**Description of the task:**
Exclude the pictures and return every line exactly as written.

**Input:**
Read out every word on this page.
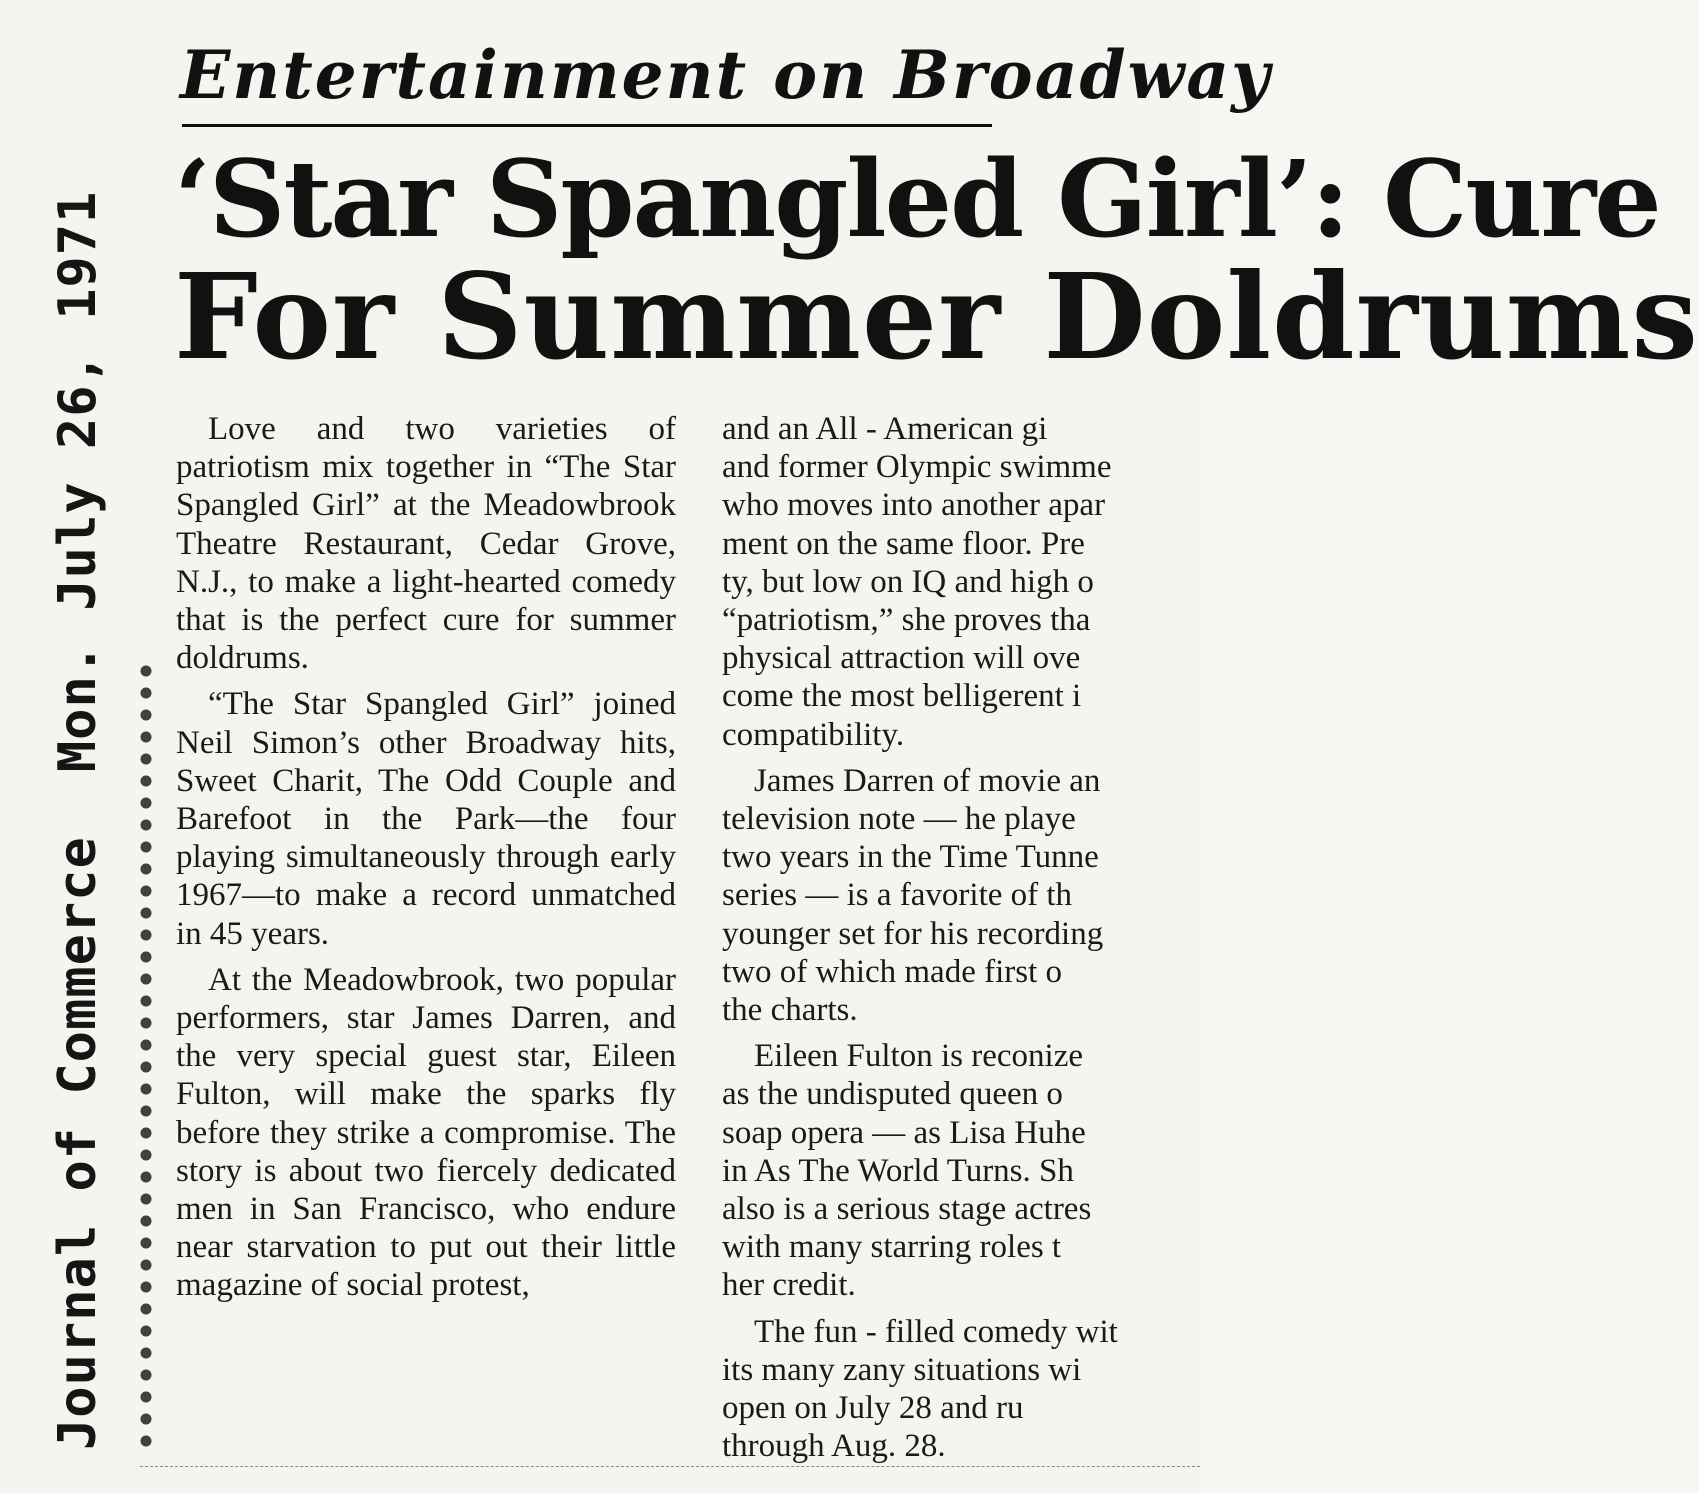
Journal of CommerceMon. July 26, 1971
Entertainment on Broadway
‘Star Spangled Girl’: Cure
For Summer Doldrums

Love and two varieties of patriotism mix together in “The Star Spangled Girl” at the Meadowbrook Theatre Restaurant, Cedar Grove, N.J., to make a light-hearted comedy that is the perfect cure for summer doldrums.

“The Star Spangled Girl” joined Neil Simon’s other Broadway hits, Sweet Charit, The Odd Couple and Barefoot in the Park—the four playing simultaneously through early 1967—to make a record unmatched in 45 years.

At the Meadowbrook, two popular performers, star James Darren, and the very special guest star, Eileen Fulton, will make the sparks fly before they strike a compromise. The story is about two fiercely dedicated men in San Francisco, who endure near starvation to put out their little magazine of social protest,

and an All - American gi
and former Olympic swimme
who moves into another apar
ment on the same floor. Pre
ty, but low on IQ and high o
“patriotism,” she proves tha
physical attraction will ove
come the most belligerent i
compatibility.

James Darren of movie an
television note — he playe
two years in the Time Tunne
series — is a favorite of th
younger set for his recording
two of which made first o
the charts.

Eileen Fulton is reconize
as the undisputed queen o
soap opera — as Lisa Huhe
in As The World Turns. Sh
also is a serious stage actres
with many starring roles t
her credit.

The fun - filled comedy wit
its many zany situations wi
open on July 28 and ru
through Aug. 28.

**Final result:**
Read out every word on this page.
Journal of CommerceMon. July 26, 1971
Entertainment on Broadway
‘Star Spangled Girl’: Cure
For Summer Doldrums

Love and two varieties of patriotism mix together in “The Star Spangled Girl” at the Meadowbrook Theatre Restaurant, Cedar Grove, N.J., to make a light-hearted comedy that is the perfect cure for summer doldrums.

“The Star Spangled Girl” joined Neil Simon’s other Broadway hits, Sweet Charit, The Odd Couple and Barefoot in the Park—the four playing simultaneously through early 1967—to make a record unmatched in 45 years.

At the Meadowbrook, two popular performers, star James Darren, and the very special guest star, Eileen Fulton, will make the sparks fly before they strike a compromise. The story is about two fiercely dedicated men in San Francisco, who endure near starvation to put out their little magazine of social protest,

and an All - American gi
and former Olympic swimme
who moves into another apar
ment on the same floor. Pre
ty, but low on IQ and high o
“patriotism,” she proves tha
physical attraction will ove
come the most belligerent i
compatibility.

James Darren of movie an
television note — he playe
two years in the Time Tunne
series — is a favorite of th
younger set for his recording
two of which made first o
the charts.

Eileen Fulton is reconize
as the undisputed queen o
soap opera — as Lisa Huhe
in As The World Turns. Sh
also is a serious stage actres
with many starring roles t
her credit.

The fun - filled comedy wit
its many zany situations wi
open on July 28 and ru
through Aug. 28.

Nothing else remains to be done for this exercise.